══ Working data

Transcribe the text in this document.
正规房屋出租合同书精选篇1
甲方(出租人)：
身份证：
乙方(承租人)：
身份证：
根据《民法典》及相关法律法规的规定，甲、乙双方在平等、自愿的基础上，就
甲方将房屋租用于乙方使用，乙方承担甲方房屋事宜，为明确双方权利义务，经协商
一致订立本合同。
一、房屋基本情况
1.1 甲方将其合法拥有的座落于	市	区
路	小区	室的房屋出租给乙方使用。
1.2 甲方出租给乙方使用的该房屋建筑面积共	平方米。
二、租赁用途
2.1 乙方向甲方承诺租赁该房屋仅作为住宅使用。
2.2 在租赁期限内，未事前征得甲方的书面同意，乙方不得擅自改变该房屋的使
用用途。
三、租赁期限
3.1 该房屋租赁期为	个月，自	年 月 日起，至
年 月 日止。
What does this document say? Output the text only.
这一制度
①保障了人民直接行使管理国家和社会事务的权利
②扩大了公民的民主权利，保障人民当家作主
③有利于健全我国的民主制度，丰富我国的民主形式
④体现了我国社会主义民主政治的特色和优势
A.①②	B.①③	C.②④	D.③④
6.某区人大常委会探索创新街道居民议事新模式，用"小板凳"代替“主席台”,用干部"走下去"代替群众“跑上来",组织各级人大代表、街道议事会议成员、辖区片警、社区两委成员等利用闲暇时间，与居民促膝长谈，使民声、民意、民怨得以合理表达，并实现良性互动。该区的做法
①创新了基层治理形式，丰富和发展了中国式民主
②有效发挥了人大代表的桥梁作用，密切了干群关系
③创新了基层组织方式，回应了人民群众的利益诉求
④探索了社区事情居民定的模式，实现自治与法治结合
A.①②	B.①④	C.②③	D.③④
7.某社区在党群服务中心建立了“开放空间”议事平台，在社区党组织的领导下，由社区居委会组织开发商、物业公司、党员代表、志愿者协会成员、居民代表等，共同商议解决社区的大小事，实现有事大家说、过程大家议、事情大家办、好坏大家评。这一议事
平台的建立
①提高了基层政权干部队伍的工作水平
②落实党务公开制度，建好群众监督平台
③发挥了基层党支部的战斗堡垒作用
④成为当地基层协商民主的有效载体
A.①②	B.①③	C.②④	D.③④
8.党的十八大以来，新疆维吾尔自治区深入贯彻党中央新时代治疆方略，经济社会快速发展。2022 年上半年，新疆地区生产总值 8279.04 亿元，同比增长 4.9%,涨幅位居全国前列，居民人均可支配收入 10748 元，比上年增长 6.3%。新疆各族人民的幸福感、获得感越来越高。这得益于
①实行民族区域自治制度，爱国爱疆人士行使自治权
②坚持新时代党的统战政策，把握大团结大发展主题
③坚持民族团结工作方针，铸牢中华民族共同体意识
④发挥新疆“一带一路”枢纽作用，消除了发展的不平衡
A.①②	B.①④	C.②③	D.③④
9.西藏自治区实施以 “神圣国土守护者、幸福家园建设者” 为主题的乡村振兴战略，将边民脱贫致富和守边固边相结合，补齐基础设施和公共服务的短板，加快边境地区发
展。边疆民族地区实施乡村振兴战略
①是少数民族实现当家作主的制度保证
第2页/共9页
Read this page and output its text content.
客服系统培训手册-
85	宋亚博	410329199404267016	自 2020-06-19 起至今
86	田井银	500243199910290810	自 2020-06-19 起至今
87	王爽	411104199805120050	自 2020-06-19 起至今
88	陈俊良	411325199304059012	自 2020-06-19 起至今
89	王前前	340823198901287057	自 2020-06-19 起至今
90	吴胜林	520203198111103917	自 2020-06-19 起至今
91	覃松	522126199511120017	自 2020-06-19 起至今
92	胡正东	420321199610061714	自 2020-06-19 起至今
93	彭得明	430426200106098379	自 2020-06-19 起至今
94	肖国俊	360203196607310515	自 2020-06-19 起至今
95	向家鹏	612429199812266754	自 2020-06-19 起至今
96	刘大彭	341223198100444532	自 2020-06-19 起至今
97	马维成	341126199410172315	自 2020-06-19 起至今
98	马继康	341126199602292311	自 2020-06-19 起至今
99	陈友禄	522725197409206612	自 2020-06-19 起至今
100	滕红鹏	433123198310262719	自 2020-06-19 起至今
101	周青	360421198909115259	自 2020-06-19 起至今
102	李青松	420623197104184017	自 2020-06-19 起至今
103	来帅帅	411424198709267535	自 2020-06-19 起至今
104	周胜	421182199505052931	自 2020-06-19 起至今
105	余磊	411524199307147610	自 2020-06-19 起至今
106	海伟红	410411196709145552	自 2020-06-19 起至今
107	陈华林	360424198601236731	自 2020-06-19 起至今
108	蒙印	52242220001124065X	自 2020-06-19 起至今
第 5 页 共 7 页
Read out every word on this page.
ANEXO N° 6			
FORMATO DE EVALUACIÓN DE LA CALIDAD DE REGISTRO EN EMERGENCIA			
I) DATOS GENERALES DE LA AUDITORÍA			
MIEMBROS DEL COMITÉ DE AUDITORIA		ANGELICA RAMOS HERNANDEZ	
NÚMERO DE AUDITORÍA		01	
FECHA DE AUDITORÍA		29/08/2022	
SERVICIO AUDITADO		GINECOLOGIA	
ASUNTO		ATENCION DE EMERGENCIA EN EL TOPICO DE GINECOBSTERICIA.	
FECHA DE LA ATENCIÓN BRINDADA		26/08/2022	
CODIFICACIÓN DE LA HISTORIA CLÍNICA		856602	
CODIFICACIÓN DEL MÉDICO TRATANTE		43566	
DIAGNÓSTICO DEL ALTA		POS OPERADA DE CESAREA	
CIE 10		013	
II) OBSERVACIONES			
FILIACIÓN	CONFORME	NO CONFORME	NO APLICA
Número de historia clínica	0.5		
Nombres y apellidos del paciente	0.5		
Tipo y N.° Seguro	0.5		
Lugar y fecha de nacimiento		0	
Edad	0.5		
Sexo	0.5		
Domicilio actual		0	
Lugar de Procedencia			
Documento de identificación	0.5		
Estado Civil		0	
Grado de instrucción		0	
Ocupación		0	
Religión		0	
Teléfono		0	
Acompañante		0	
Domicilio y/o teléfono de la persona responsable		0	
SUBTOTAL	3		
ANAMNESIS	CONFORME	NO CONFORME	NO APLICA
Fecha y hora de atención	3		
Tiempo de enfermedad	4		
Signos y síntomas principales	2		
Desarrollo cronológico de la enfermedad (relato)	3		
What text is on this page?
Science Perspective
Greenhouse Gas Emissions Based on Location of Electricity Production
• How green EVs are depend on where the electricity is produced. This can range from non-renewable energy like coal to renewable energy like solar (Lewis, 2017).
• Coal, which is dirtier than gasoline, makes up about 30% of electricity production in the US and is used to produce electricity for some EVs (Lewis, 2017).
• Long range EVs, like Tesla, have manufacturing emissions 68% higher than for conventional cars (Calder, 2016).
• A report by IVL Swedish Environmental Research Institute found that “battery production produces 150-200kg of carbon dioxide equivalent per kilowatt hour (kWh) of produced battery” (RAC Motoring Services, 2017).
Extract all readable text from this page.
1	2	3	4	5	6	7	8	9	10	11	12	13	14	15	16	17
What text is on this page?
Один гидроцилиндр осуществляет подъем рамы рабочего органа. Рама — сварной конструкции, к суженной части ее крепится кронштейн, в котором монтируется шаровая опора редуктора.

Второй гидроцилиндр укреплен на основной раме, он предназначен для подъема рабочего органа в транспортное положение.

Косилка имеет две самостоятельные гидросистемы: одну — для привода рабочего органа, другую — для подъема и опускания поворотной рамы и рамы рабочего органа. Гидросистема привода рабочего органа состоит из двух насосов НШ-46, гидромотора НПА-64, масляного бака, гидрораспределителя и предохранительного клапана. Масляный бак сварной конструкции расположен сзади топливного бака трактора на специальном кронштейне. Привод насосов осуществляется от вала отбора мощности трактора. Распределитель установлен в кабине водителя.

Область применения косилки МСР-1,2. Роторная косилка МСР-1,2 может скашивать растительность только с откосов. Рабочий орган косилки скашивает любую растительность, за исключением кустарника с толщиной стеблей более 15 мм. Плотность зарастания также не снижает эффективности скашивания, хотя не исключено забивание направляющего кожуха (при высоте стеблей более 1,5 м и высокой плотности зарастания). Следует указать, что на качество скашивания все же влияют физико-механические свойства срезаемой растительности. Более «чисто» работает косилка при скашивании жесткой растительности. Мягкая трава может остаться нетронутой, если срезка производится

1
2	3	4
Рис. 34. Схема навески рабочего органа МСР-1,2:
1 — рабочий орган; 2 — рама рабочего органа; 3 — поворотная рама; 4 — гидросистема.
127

════

:: What you should do ::
Locate the line that contains "Extract all readable text from this page.", then please quote it and every line after it to the end of the entries above, exactly and with nothing else.

:: Exercise result ::
Extract all readable text from this page.
1	2	3	4	5	6	7	8	9	10	11	12	13	14	15	16	17
What text is on this page?
Один гидроцилиндр осуществляет подъем рамы рабочего органа. Рама — сварной конструкции, к суженной части ее крепится кронштейн, в котором монтируется шаровая опора редуктора.

Второй гидроцилиндр укреплен на основной раме, он предназначен для подъема рабочего органа в транспортное положение.

Косилка имеет две самостоятельные гидросистемы: одну — для привода рабочего органа, другую — для подъема и опускания поворотной рамы и рамы рабочего органа. Гидросистема привода рабочего органа состоит из двух насосов НШ-46, гидромотора НПА-64, масляного бака, гидрораспределителя и предохранительного клапана. Масляный бак сварной конструкции расположен сзади топливного бака трактора на специальном кронштейне. Привод насосов осуществляется от вала отбора мощности трактора. Распределитель установлен в кабине водителя.

Область применения косилки МСР-1,2. Роторная косилка МСР-1,2 может скашивать растительность только с откосов. Рабочий орган косилки скашивает любую растительность, за исключением кустарника с толщиной стеблей более 15 мм. Плотность зарастания также не снижает эффективности скашивания, хотя не исключено забивание направляющего кожуха (при высоте стеблей более 1,5 м и высокой плотности зарастания). Следует указать, что на качество скашивания все же влияют физико-механические свойства срезаемой растительности. Более «чисто» работает косилка при скашивании жесткой растительности. Мягкая трава может остаться нетронутой, если срезка производится

1
2	3	4
Рис. 34. Схема навески рабочего органа МСР-1,2:
1 — рабочий орган; 2 — рама рабочего органа; 3 — поворотная рама; 4 — гидросистема.
127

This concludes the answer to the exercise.